_EXERCISE_
Using the data below, copy each line that includes the word "html".

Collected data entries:
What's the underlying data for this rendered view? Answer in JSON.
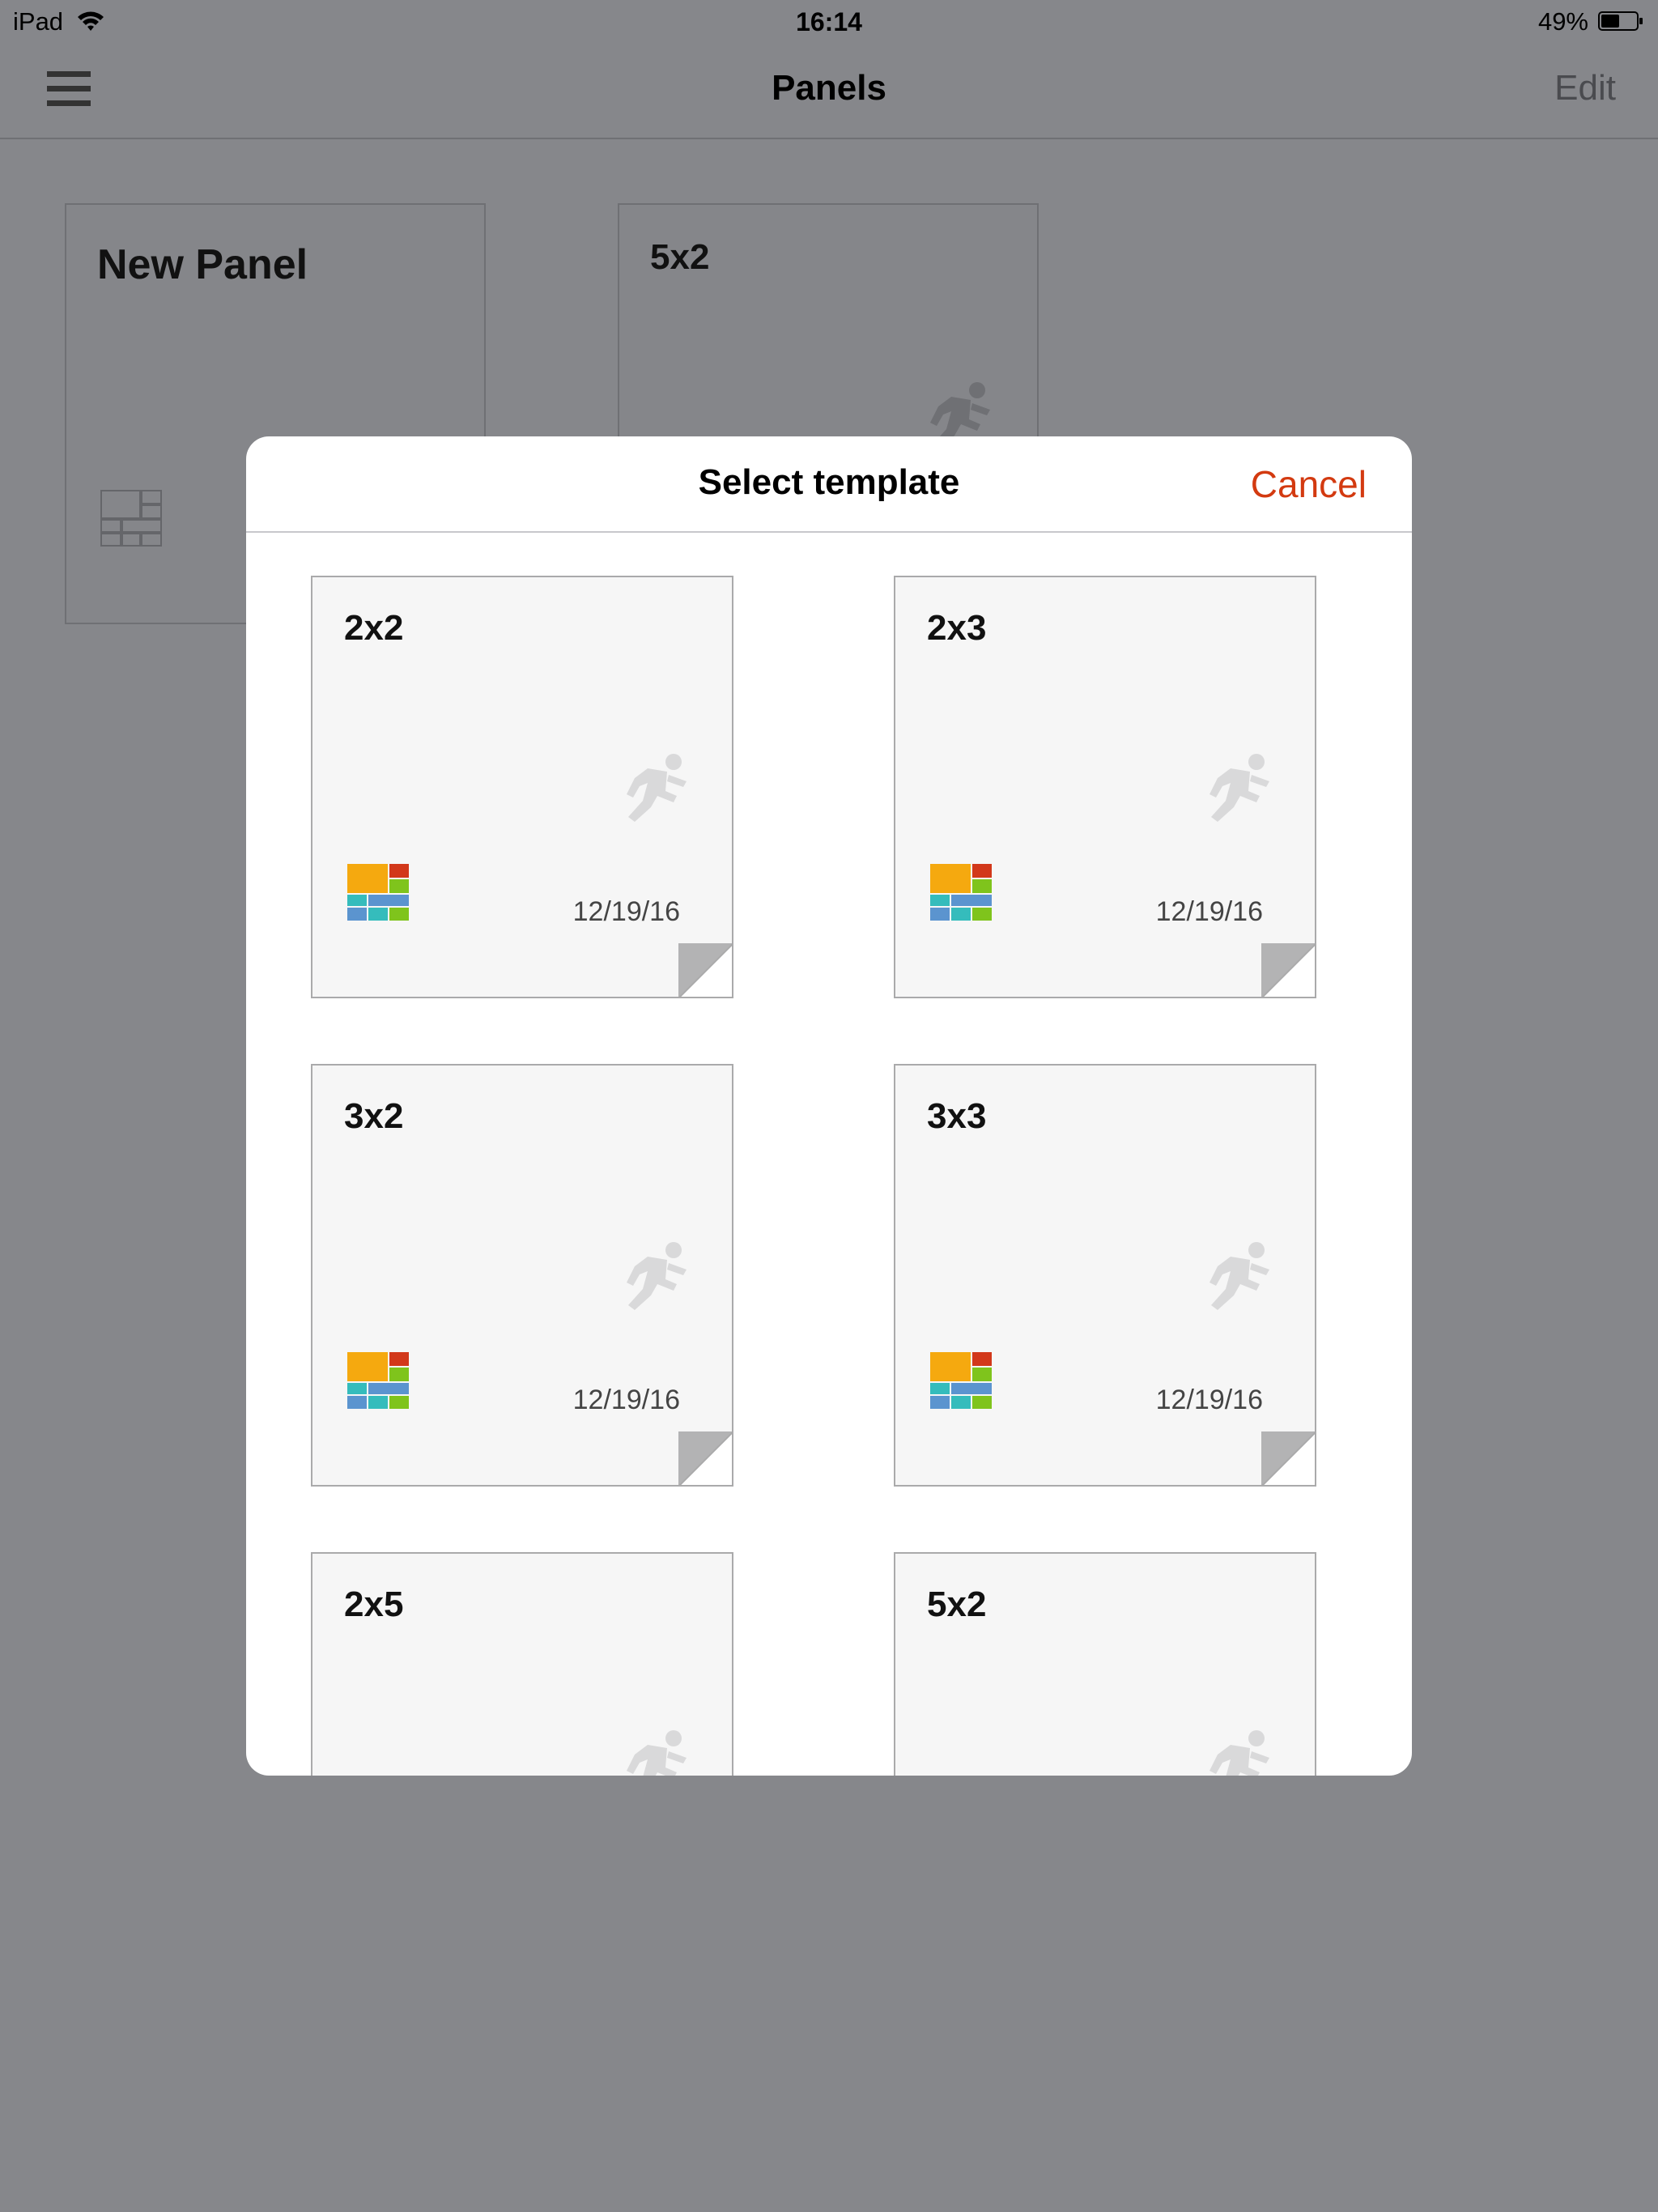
{
  "status_bar": {
    "device": "iPad",
    "time": "16:14",
    "battery": "49%"
  },
  "nav": {
    "title": "Panels",
    "edit_label": "Edit"
  },
  "background_panels": [
    {
      "title": "New Panel"
    },
    {
      "title": "5x2"
    }
  ],
  "modal": {
    "title": "Select template",
    "cancel_label": "Cancel",
    "templates": [
      {
        "title": "2x2",
        "date": "12/19/16"
      },
      {
        "title": "2x3",
        "date": "12/19/16"
      },
      {
        "title": "3x2",
        "date": "12/19/16"
      },
      {
        "title": "3x3",
        "date": "12/19/16"
      },
      {
        "title": "2x5",
        "date": ""
      },
      {
        "title": "5x2",
        "date": ""
      }
    ]
  },
  "colors": {
    "accent": "#d33a10",
    "overlay": "#86878b",
    "tile_orange": "#f5a90f",
    "tile_red": "#d2381a",
    "tile_green": "#7fc41c",
    "tile_blue": "#5b94cf",
    "tile_teal": "#35bcbc"
  },
  "icons": {
    "menu": "hamburger-menu-icon",
    "runner": "running-figure-icon",
    "grid": "grid-layout-icon",
    "fold": "page-fold-icon",
    "wifi": "wifi-icon",
    "battery": "battery-icon"
  }
}
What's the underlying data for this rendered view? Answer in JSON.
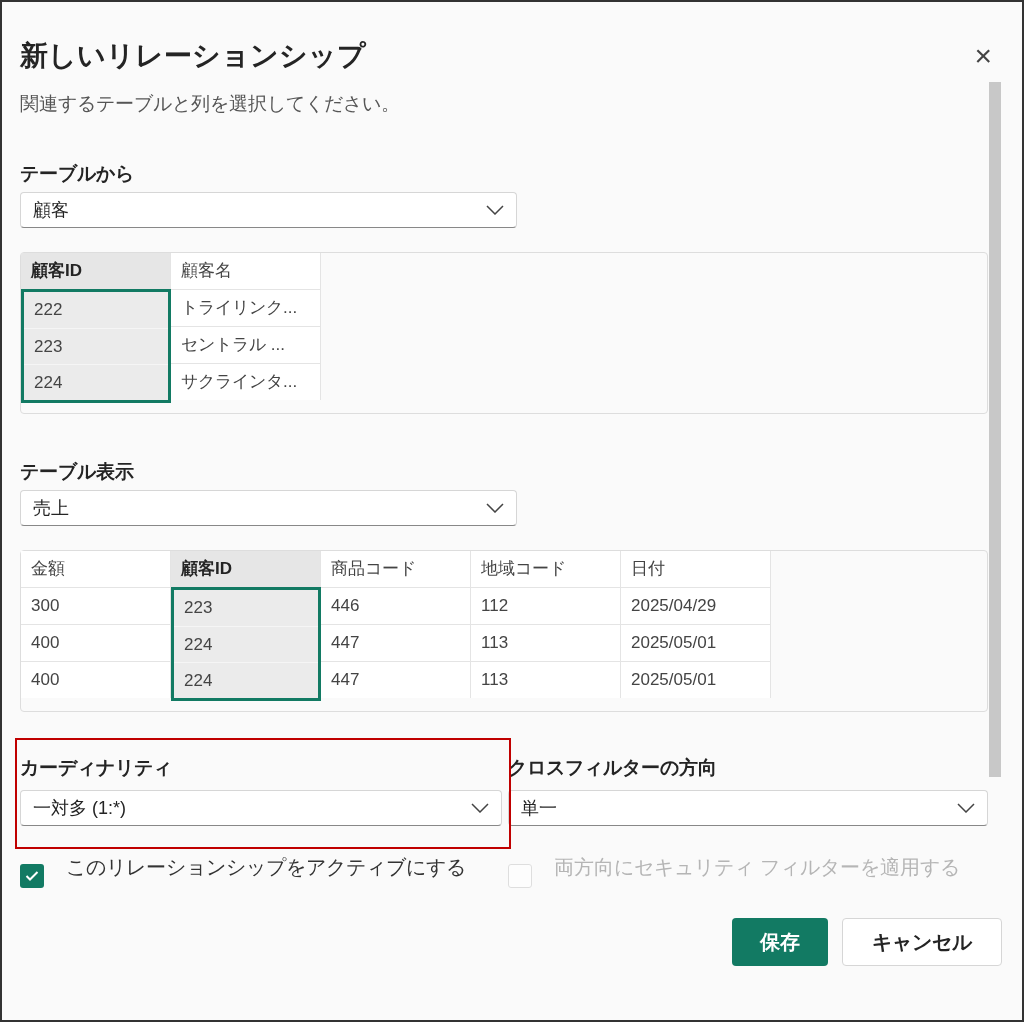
{
  "dialog": {
    "title": "新しいリレーションシップ",
    "subtitle": "関連するテーブルと列を選択してください。",
    "close": "×"
  },
  "from_table": {
    "label": "テーブルから",
    "dropdown": "顧客",
    "columns": [
      {
        "name": "顧客ID",
        "selected": true
      },
      {
        "name": "顧客名",
        "selected": false
      }
    ],
    "rows": [
      [
        "222",
        "トライリンク..."
      ],
      [
        "223",
        "セントラル ..."
      ],
      [
        "224",
        "サクラインタ..."
      ]
    ]
  },
  "to_table": {
    "label": "テーブル表示",
    "dropdown": "売上",
    "columns": [
      {
        "name": "金額",
        "selected": false
      },
      {
        "name": "顧客ID",
        "selected": true
      },
      {
        "name": "商品コード",
        "selected": false
      },
      {
        "name": "地域コード",
        "selected": false
      },
      {
        "name": "日付",
        "selected": false
      }
    ],
    "rows": [
      [
        "300",
        "223",
        "446",
        "112",
        "2025/04/29"
      ],
      [
        "400",
        "224",
        "447",
        "113",
        "2025/05/01"
      ],
      [
        "400",
        "224",
        "447",
        "113",
        "2025/05/01"
      ]
    ]
  },
  "cardinality": {
    "label": "カーディナリティ",
    "value": "一対多 (1:*)",
    "highlighted": true
  },
  "cross_filter": {
    "label": "クロスフィルターの方向",
    "value": "単一"
  },
  "options": [
    {
      "label": "このリレーションシップをアクティブにする",
      "checked": true,
      "disabled": false
    },
    {
      "label": "両方向にセキュリティ フィルターを適用する",
      "checked": false,
      "disabled": true
    }
  ],
  "buttons": [
    {
      "label": "保存",
      "kind": "primary"
    },
    {
      "label": "キャンセル",
      "kind": "secondary"
    }
  ]
}
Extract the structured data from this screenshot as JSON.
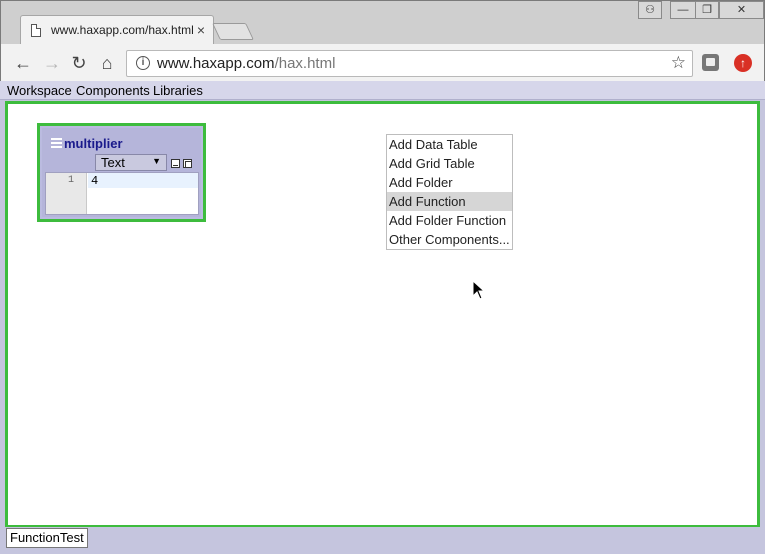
{
  "browser": {
    "tab_title": "www.haxapp.com/hax.html",
    "tab_close": "×",
    "url_host": "www.haxapp.com",
    "url_path": "/hax.html",
    "window_buttons": {
      "user": "⚇",
      "minimize": "—",
      "restore": "❐",
      "close": "✕"
    },
    "nav": {
      "back": "←",
      "forward": "→",
      "reload": "↻",
      "home": "⌂"
    },
    "star": "☆",
    "info": "i",
    "ext2_label": "↑"
  },
  "menubar": {
    "items": [
      "Workspace",
      "Components",
      "Libraries"
    ]
  },
  "component": {
    "title": "multiplier",
    "view_select": "Text",
    "select_arrow": "▼",
    "line_number": "1",
    "code": "4"
  },
  "context_menu": {
    "items": [
      "Add Data Table",
      "Add Grid Table",
      "Add Folder",
      "Add Function",
      "Add Folder Function",
      "Other Components..."
    ],
    "hovered_index": 3
  },
  "status": {
    "tab_label": "FunctionTest"
  },
  "colors": {
    "selection_border": "#3dbc3d",
    "app_background": "#c5c5de",
    "component_title": "#1a1a8c"
  }
}
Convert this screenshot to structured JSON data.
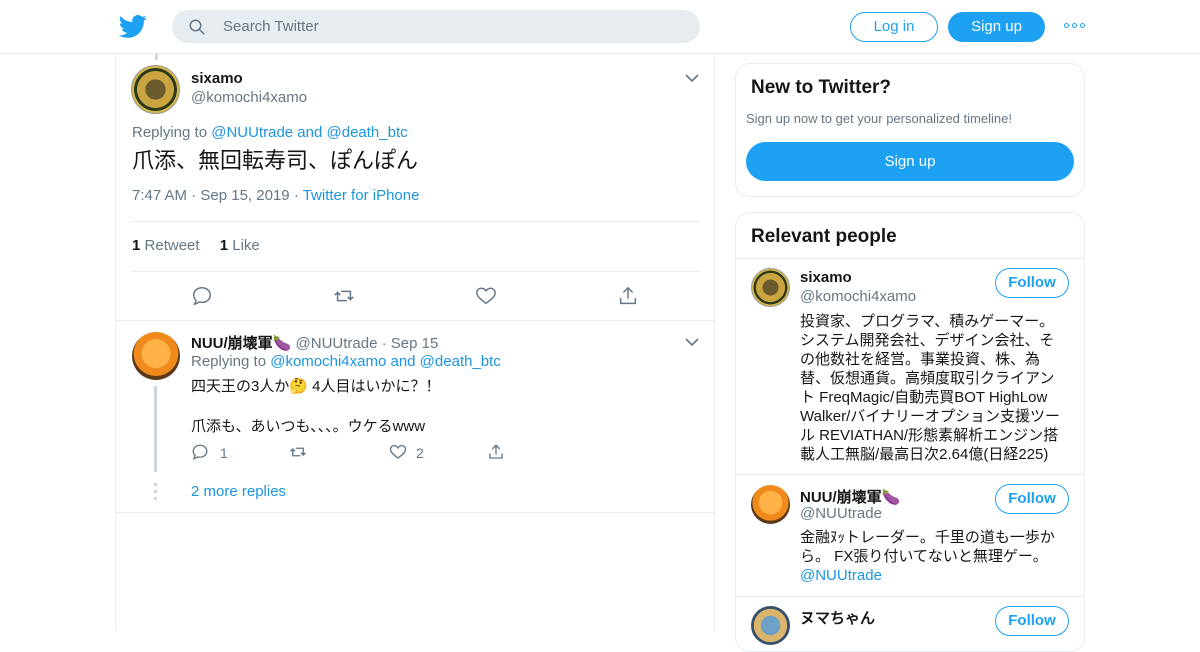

_OUTPUT FOR THIS EXERCISE_
    "tab_title": "www.haxapp.com/hax.html",
    "url_path": "/hax.html",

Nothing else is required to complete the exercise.